▼▼▼

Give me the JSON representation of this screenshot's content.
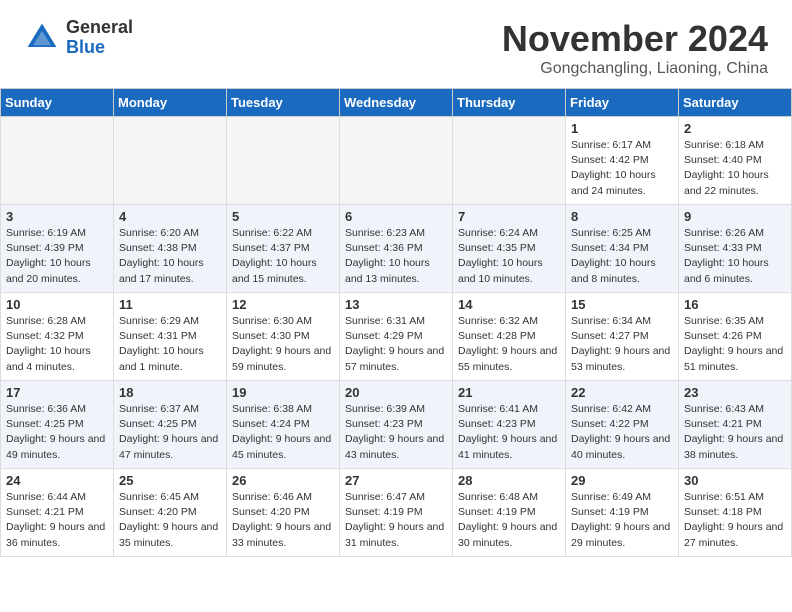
{
  "header": {
    "logo_general": "General",
    "logo_blue": "Blue",
    "month_title": "November 2024",
    "location": "Gongchangling, Liaoning, China"
  },
  "days_of_week": [
    "Sunday",
    "Monday",
    "Tuesday",
    "Wednesday",
    "Thursday",
    "Friday",
    "Saturday"
  ],
  "weeks": [
    [
      {
        "day": "",
        "info": ""
      },
      {
        "day": "",
        "info": ""
      },
      {
        "day": "",
        "info": ""
      },
      {
        "day": "",
        "info": ""
      },
      {
        "day": "",
        "info": ""
      },
      {
        "day": "1",
        "info": "Sunrise: 6:17 AM\nSunset: 4:42 PM\nDaylight: 10 hours and 24 minutes."
      },
      {
        "day": "2",
        "info": "Sunrise: 6:18 AM\nSunset: 4:40 PM\nDaylight: 10 hours and 22 minutes."
      }
    ],
    [
      {
        "day": "3",
        "info": "Sunrise: 6:19 AM\nSunset: 4:39 PM\nDaylight: 10 hours and 20 minutes."
      },
      {
        "day": "4",
        "info": "Sunrise: 6:20 AM\nSunset: 4:38 PM\nDaylight: 10 hours and 17 minutes."
      },
      {
        "day": "5",
        "info": "Sunrise: 6:22 AM\nSunset: 4:37 PM\nDaylight: 10 hours and 15 minutes."
      },
      {
        "day": "6",
        "info": "Sunrise: 6:23 AM\nSunset: 4:36 PM\nDaylight: 10 hours and 13 minutes."
      },
      {
        "day": "7",
        "info": "Sunrise: 6:24 AM\nSunset: 4:35 PM\nDaylight: 10 hours and 10 minutes."
      },
      {
        "day": "8",
        "info": "Sunrise: 6:25 AM\nSunset: 4:34 PM\nDaylight: 10 hours and 8 minutes."
      },
      {
        "day": "9",
        "info": "Sunrise: 6:26 AM\nSunset: 4:33 PM\nDaylight: 10 hours and 6 minutes."
      }
    ],
    [
      {
        "day": "10",
        "info": "Sunrise: 6:28 AM\nSunset: 4:32 PM\nDaylight: 10 hours and 4 minutes."
      },
      {
        "day": "11",
        "info": "Sunrise: 6:29 AM\nSunset: 4:31 PM\nDaylight: 10 hours and 1 minute."
      },
      {
        "day": "12",
        "info": "Sunrise: 6:30 AM\nSunset: 4:30 PM\nDaylight: 9 hours and 59 minutes."
      },
      {
        "day": "13",
        "info": "Sunrise: 6:31 AM\nSunset: 4:29 PM\nDaylight: 9 hours and 57 minutes."
      },
      {
        "day": "14",
        "info": "Sunrise: 6:32 AM\nSunset: 4:28 PM\nDaylight: 9 hours and 55 minutes."
      },
      {
        "day": "15",
        "info": "Sunrise: 6:34 AM\nSunset: 4:27 PM\nDaylight: 9 hours and 53 minutes."
      },
      {
        "day": "16",
        "info": "Sunrise: 6:35 AM\nSunset: 4:26 PM\nDaylight: 9 hours and 51 minutes."
      }
    ],
    [
      {
        "day": "17",
        "info": "Sunrise: 6:36 AM\nSunset: 4:25 PM\nDaylight: 9 hours and 49 minutes."
      },
      {
        "day": "18",
        "info": "Sunrise: 6:37 AM\nSunset: 4:25 PM\nDaylight: 9 hours and 47 minutes."
      },
      {
        "day": "19",
        "info": "Sunrise: 6:38 AM\nSunset: 4:24 PM\nDaylight: 9 hours and 45 minutes."
      },
      {
        "day": "20",
        "info": "Sunrise: 6:39 AM\nSunset: 4:23 PM\nDaylight: 9 hours and 43 minutes."
      },
      {
        "day": "21",
        "info": "Sunrise: 6:41 AM\nSunset: 4:23 PM\nDaylight: 9 hours and 41 minutes."
      },
      {
        "day": "22",
        "info": "Sunrise: 6:42 AM\nSunset: 4:22 PM\nDaylight: 9 hours and 40 minutes."
      },
      {
        "day": "23",
        "info": "Sunrise: 6:43 AM\nSunset: 4:21 PM\nDaylight: 9 hours and 38 minutes."
      }
    ],
    [
      {
        "day": "24",
        "info": "Sunrise: 6:44 AM\nSunset: 4:21 PM\nDaylight: 9 hours and 36 minutes."
      },
      {
        "day": "25",
        "info": "Sunrise: 6:45 AM\nSunset: 4:20 PM\nDaylight: 9 hours and 35 minutes."
      },
      {
        "day": "26",
        "info": "Sunrise: 6:46 AM\nSunset: 4:20 PM\nDaylight: 9 hours and 33 minutes."
      },
      {
        "day": "27",
        "info": "Sunrise: 6:47 AM\nSunset: 4:19 PM\nDaylight: 9 hours and 31 minutes."
      },
      {
        "day": "28",
        "info": "Sunrise: 6:48 AM\nSunset: 4:19 PM\nDaylight: 9 hours and 30 minutes."
      },
      {
        "day": "29",
        "info": "Sunrise: 6:49 AM\nSunset: 4:19 PM\nDaylight: 9 hours and 29 minutes."
      },
      {
        "day": "30",
        "info": "Sunrise: 6:51 AM\nSunset: 4:18 PM\nDaylight: 9 hours and 27 minutes."
      }
    ]
  ]
}
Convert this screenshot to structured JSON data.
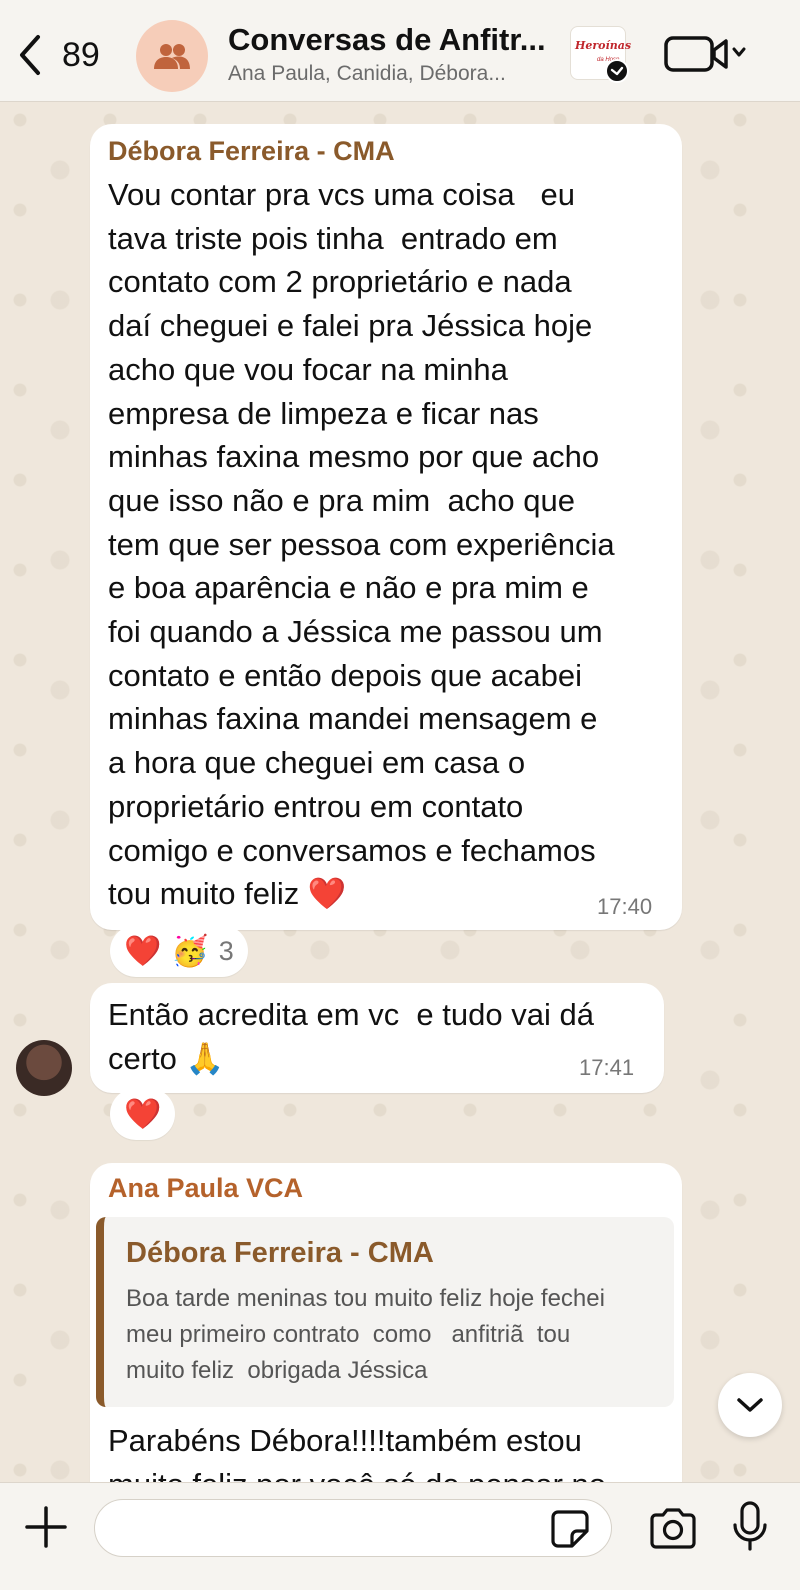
{
  "header": {
    "back_count": "89",
    "title": "Conversas de Anfitr...",
    "subtitle": "Ana Paula, Canidia, Débora...",
    "logo_text": "Heroínas",
    "logo_subtext": "da Hosp"
  },
  "messages": [
    {
      "sender": "Débora Ferreira - CMA",
      "text": "Vou contar pra vcs uma coisa   eu\ntava triste pois tinha  entrado em\ncontato com 2 proprietário e nada\ndaí cheguei e falei pra Jéssica hoje\nacho que vou focar na minha\nempresa de limpeza e ficar nas\nminhas faxina mesmo por que acho\nque isso não e pra mim  acho que\ntem que ser pessoa com experiência\ne boa aparência e não e pra mim e\nfoi quando a Jéssica me passou um\ncontato e então depois que acabei\nminhas faxina mandei mensagem e\na hora que cheguei em casa o\nproprietário entrou em contato\ncomigo e conversamos e fechamos\ntou muito feliz ❤️",
      "time": "17:40",
      "reactions": [
        "❤️",
        "🥳"
      ],
      "reaction_count": "3"
    },
    {
      "sender": "",
      "text": "Então acredita em vc  e tudo vai dá\ncerto 🙏",
      "time": "17:41",
      "reactions": [
        "❤️"
      ]
    },
    {
      "sender": "Ana Paula VCA",
      "quote": {
        "sender": "Débora Ferreira - CMA",
        "text": "Boa tarde meninas tou muito feliz hoje fechei\nmeu primeiro contrato  como   anfitriã  tou\nmuito feliz  obrigada Jéssica"
      },
      "text": "Parabéns Débora!!!!também estou\nmuito feliz por você só de pensar no"
    }
  ],
  "composer": {
    "placeholder": ""
  },
  "colors": {
    "sender_brown": "#8a5a2b",
    "sender_orange": "#b5622b",
    "group_avatar_bg": "#f6cdb9",
    "wallpaper": "#efe7dc"
  },
  "icons": [
    "chevron-left-icon",
    "group-icon",
    "verified-check-icon",
    "video-call-icon",
    "chevron-down-icon",
    "plus-icon",
    "sticker-icon",
    "camera-icon",
    "microphone-icon"
  ]
}
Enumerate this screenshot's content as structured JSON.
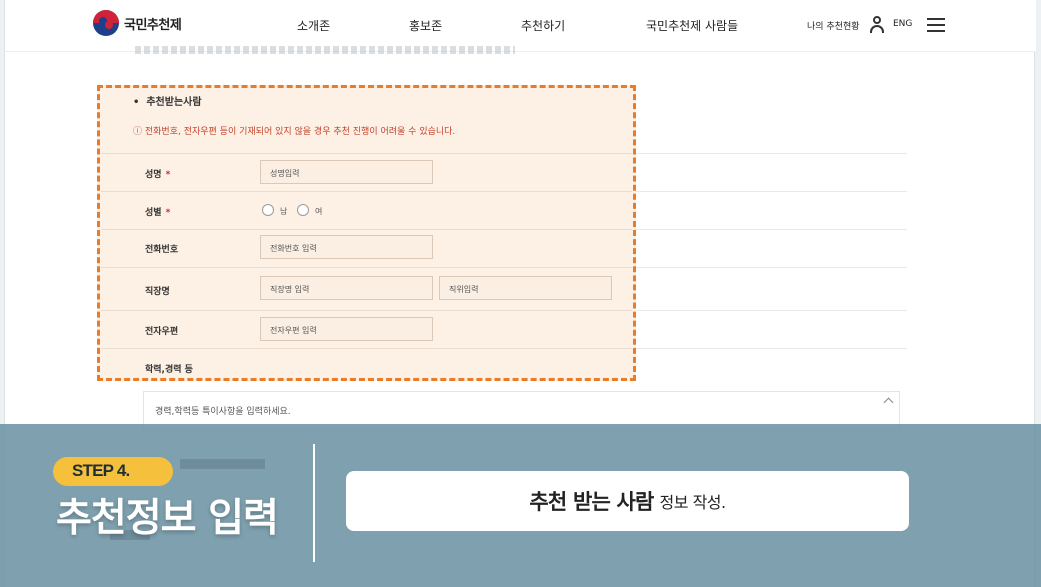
{
  "header": {
    "brand": "국민추천제",
    "nav": [
      "소개존",
      "홍보존",
      "추천하기",
      "국민추천제 사람들"
    ],
    "my_status": "나의 추천현황",
    "lang": "ENG"
  },
  "form": {
    "section_title": "추천받는사람",
    "notice": "ⓘ 전화번호, 전자우편 등이 기재되어 있지 않을 경우 추천 진행이 어려울 수 있습니다.",
    "required_mark": "*",
    "name": {
      "label": "성명",
      "placeholder": "성명입력"
    },
    "gender": {
      "label": "성별",
      "options": [
        "남",
        "여"
      ]
    },
    "phone": {
      "label": "전화번호",
      "placeholder": "전화번호 입력"
    },
    "workplace": {
      "label": "직장명",
      "placeholder": "직장명 입력",
      "position_placeholder": "직위입력"
    },
    "email": {
      "label": "전자우편",
      "placeholder": "전자우편 입력"
    },
    "career": {
      "label": "학력,경력 등",
      "placeholder": "경력,학력등 특이사항을 입력하세요."
    }
  },
  "banner": {
    "step": "STEP 4.",
    "title": "추천정보 입력",
    "caption_strong": "추천 받는 사람",
    "caption_rest": "정보 작성."
  },
  "colors": {
    "highlight_border": "#e87c2a",
    "banner_bg": "#6a92a2",
    "step_pill": "#f5c03c",
    "required": "#d0233a"
  },
  "icons": [
    "taegeuk-logo-icon",
    "user-icon",
    "hamburger-menu-icon",
    "chevron-up-icon"
  ]
}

▲▲▲

**WHAT IS EXPECTED:** In the records above, locate the lines holding the word "JSON". Copy each of them.

**FULL SOLUTION:**
Give me the JSON representation of this screenshot's content.
Convert this screenshot to structured JSON data.
Enumerate this screenshot's content as structured JSON.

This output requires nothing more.